[JOB] Search the material for the word "associated" and copy each line that holds it.

------ ITEMS

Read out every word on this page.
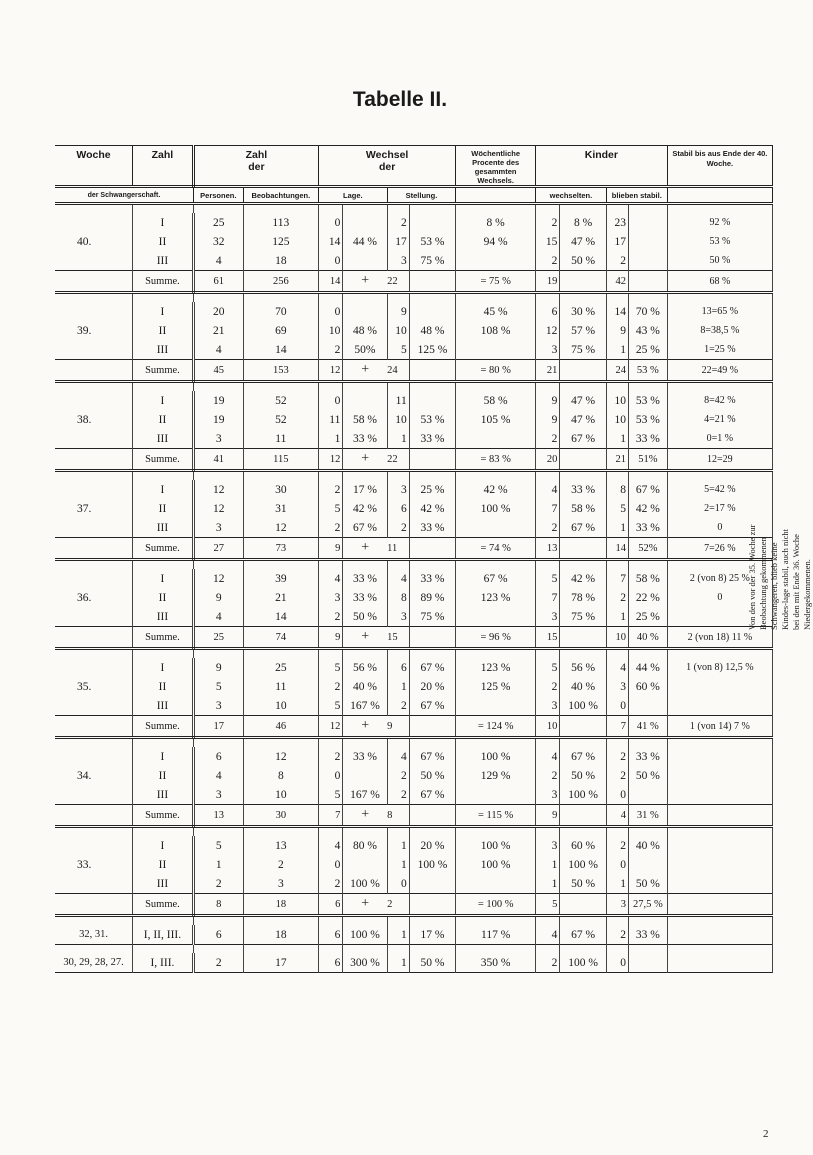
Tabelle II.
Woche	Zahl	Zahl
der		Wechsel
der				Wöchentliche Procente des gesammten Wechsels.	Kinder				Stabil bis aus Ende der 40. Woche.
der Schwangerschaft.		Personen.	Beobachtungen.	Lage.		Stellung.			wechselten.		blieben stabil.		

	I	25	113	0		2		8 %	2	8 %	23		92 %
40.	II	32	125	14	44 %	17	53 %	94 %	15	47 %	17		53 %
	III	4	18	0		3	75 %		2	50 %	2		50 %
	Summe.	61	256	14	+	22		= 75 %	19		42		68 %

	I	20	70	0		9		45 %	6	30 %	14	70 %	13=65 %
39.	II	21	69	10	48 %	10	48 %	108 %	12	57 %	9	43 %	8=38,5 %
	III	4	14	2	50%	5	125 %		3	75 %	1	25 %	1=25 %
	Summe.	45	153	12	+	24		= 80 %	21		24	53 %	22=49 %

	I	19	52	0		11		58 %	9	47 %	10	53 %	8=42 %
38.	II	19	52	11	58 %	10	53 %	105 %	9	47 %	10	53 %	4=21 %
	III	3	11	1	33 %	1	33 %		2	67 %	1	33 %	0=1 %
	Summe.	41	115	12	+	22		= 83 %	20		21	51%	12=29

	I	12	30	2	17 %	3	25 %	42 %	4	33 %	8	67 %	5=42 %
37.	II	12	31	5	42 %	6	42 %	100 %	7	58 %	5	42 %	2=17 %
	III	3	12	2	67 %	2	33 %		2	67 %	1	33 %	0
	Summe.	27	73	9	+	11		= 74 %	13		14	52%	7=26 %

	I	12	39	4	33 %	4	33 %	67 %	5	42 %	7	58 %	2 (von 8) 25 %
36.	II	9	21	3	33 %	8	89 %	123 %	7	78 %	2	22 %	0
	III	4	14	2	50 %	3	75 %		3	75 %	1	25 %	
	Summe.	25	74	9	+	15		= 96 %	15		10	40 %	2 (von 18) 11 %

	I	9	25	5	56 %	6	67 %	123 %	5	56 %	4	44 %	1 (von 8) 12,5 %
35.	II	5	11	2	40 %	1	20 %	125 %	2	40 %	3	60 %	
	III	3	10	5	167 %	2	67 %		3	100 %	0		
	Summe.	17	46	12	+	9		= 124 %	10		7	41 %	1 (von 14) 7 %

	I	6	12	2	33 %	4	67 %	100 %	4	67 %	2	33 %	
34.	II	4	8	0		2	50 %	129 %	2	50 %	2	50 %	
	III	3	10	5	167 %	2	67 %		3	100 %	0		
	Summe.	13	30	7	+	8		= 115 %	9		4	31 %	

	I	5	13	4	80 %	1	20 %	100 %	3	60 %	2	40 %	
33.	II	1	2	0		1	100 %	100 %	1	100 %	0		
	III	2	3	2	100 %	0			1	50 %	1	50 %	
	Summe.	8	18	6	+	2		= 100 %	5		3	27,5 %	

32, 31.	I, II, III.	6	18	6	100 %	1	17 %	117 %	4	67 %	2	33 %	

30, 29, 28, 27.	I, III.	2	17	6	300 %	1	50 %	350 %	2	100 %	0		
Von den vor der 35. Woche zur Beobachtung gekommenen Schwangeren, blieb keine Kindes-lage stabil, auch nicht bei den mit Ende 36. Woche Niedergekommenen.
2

------------
------ ITEMS

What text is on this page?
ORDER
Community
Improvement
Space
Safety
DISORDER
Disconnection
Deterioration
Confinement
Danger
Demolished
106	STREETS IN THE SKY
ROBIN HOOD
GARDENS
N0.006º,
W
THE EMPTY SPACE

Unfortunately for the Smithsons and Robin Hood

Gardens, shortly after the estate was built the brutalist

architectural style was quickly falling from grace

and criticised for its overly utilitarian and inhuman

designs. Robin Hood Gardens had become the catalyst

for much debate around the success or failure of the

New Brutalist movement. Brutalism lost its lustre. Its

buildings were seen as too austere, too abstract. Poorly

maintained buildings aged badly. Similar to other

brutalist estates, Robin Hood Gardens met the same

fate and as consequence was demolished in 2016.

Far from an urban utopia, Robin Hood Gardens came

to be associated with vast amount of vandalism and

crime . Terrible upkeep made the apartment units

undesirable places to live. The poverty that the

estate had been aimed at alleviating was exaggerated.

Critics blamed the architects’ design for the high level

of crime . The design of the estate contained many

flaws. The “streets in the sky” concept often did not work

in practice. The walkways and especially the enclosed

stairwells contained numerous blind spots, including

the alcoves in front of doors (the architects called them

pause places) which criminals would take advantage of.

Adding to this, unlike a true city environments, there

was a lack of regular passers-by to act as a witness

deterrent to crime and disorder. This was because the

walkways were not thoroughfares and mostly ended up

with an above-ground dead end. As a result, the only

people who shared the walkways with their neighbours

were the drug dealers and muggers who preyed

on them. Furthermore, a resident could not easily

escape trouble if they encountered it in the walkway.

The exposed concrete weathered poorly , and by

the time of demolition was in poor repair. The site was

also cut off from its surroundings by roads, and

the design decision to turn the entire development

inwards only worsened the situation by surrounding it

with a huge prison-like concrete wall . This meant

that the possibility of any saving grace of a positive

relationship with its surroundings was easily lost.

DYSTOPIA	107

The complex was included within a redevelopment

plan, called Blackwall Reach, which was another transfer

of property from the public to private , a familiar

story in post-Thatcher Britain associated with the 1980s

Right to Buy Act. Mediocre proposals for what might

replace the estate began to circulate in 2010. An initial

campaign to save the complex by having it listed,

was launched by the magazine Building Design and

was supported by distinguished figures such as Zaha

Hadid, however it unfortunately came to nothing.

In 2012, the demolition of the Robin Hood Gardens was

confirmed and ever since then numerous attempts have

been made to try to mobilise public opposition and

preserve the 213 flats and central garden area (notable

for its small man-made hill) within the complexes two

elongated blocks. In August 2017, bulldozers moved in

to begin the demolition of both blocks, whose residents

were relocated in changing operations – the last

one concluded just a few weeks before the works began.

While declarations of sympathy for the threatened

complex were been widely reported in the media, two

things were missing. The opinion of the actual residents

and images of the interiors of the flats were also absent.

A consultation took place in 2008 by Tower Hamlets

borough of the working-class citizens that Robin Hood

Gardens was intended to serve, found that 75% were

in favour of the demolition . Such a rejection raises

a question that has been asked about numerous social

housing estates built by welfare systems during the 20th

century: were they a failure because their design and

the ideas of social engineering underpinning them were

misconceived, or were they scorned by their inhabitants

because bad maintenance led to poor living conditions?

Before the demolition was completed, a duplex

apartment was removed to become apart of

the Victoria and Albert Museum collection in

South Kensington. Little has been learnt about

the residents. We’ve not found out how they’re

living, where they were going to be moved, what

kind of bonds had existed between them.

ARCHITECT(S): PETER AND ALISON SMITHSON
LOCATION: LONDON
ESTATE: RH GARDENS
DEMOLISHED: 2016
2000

------------

[CORRECT OUTPUT]
to be associated with vast amount of vandalism and
story in post-Thatcher Britain associated with the 1980s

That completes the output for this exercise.